## Required work
From the listing below, pull out every line where the string "color" appears.

## Recorded information
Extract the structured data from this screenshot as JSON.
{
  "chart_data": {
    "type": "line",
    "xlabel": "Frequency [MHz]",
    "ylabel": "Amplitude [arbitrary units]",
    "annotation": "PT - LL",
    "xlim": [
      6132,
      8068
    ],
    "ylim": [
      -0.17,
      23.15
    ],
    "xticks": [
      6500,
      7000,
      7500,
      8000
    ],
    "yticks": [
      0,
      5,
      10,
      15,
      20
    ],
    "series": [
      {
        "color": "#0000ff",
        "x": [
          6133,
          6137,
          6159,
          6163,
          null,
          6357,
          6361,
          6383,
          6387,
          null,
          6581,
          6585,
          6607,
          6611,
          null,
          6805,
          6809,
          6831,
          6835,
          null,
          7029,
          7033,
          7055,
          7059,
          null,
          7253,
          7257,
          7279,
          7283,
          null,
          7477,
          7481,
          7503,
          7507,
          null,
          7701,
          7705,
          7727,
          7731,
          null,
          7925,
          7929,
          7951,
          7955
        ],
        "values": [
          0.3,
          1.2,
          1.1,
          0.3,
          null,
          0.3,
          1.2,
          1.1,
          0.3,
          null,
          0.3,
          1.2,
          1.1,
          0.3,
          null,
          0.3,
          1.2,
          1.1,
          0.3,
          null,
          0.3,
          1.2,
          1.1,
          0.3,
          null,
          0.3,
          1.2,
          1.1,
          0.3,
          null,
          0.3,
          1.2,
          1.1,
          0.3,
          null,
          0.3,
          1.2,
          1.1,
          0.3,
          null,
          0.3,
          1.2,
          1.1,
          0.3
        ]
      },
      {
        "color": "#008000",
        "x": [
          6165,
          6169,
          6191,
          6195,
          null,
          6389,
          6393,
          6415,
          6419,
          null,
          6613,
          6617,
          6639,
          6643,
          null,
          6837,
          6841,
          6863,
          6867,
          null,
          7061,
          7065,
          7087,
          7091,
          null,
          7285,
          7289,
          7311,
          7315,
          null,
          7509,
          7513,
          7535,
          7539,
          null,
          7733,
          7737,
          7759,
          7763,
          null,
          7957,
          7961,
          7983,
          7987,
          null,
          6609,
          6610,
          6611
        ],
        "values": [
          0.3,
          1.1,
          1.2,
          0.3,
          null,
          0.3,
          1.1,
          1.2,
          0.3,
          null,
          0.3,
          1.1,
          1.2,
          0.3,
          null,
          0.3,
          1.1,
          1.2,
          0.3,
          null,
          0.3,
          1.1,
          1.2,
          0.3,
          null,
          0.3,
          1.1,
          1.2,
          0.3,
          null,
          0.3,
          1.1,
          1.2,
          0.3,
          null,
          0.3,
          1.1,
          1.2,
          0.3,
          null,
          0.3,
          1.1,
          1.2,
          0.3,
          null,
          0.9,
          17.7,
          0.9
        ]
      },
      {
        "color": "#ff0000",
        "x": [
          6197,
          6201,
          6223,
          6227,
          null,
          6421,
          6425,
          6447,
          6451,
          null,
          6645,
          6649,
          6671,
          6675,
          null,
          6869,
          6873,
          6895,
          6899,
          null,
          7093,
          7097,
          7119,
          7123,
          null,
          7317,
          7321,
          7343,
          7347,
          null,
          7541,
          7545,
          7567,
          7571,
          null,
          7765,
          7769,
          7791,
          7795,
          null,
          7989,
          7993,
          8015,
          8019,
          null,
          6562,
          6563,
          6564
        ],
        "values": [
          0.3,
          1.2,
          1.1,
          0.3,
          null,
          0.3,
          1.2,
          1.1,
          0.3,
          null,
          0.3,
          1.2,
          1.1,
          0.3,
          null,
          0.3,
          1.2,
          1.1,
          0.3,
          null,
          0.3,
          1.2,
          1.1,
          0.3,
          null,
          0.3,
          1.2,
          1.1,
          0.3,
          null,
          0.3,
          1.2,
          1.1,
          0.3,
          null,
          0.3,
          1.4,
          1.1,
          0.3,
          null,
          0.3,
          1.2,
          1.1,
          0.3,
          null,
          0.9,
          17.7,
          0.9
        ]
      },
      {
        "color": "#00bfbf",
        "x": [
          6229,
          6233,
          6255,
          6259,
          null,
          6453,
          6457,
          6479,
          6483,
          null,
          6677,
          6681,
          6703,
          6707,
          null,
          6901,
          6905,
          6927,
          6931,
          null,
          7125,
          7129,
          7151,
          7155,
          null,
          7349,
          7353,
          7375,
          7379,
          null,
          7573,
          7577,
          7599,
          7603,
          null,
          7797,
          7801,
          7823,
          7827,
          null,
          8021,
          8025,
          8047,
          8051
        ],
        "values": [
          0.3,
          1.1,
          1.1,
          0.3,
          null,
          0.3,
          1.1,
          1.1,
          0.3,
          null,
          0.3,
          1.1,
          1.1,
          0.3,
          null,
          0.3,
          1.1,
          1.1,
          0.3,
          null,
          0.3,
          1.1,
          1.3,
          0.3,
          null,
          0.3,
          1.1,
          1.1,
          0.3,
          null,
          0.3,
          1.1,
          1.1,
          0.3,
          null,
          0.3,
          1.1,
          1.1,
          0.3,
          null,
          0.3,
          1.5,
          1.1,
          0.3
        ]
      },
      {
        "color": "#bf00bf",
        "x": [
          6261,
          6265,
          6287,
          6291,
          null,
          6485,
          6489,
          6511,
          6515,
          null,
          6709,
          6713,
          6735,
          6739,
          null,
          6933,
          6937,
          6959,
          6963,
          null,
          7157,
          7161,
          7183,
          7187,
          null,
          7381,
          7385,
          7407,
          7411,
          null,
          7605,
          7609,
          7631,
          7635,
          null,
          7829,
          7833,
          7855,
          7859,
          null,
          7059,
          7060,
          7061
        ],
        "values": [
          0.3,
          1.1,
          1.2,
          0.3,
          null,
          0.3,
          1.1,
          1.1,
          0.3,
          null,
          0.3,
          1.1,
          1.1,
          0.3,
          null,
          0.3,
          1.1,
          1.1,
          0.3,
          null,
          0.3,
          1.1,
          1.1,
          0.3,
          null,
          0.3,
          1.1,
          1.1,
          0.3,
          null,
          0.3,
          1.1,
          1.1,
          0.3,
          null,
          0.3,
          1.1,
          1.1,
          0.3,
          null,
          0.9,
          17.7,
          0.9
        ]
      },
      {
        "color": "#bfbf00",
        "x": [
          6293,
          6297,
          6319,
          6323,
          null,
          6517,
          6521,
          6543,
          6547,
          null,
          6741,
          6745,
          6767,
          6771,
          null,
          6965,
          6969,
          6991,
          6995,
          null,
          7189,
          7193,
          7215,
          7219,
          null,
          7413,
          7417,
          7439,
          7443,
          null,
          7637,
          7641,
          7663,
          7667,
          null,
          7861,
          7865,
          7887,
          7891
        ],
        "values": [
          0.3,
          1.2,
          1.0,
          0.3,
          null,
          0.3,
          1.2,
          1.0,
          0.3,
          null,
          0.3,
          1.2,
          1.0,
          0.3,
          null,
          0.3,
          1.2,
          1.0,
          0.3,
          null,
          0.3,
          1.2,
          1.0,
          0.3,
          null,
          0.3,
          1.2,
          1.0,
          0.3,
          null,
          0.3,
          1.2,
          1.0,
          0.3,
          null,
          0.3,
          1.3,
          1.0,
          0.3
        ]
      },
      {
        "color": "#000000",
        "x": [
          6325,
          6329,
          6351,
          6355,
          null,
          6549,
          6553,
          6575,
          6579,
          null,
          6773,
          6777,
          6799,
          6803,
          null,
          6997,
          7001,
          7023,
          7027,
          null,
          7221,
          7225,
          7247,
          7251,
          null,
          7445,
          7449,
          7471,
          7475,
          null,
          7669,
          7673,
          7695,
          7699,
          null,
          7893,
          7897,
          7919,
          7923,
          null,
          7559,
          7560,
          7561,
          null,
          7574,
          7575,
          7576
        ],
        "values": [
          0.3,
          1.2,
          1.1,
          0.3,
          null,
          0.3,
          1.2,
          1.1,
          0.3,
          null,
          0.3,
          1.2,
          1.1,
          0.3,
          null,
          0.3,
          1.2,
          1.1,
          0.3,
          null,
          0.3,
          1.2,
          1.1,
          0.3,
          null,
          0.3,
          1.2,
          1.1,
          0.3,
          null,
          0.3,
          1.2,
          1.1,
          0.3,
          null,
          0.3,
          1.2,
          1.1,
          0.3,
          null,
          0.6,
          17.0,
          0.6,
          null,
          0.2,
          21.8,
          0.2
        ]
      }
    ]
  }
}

## Completed task
        "color": "#0000ff",
        "color": "#008000",
        "color": "#ff0000",
        "color": "#00bfbf",
        "color": "#bf00bf",
        "color": "#bfbf00",
        "color": "#000000",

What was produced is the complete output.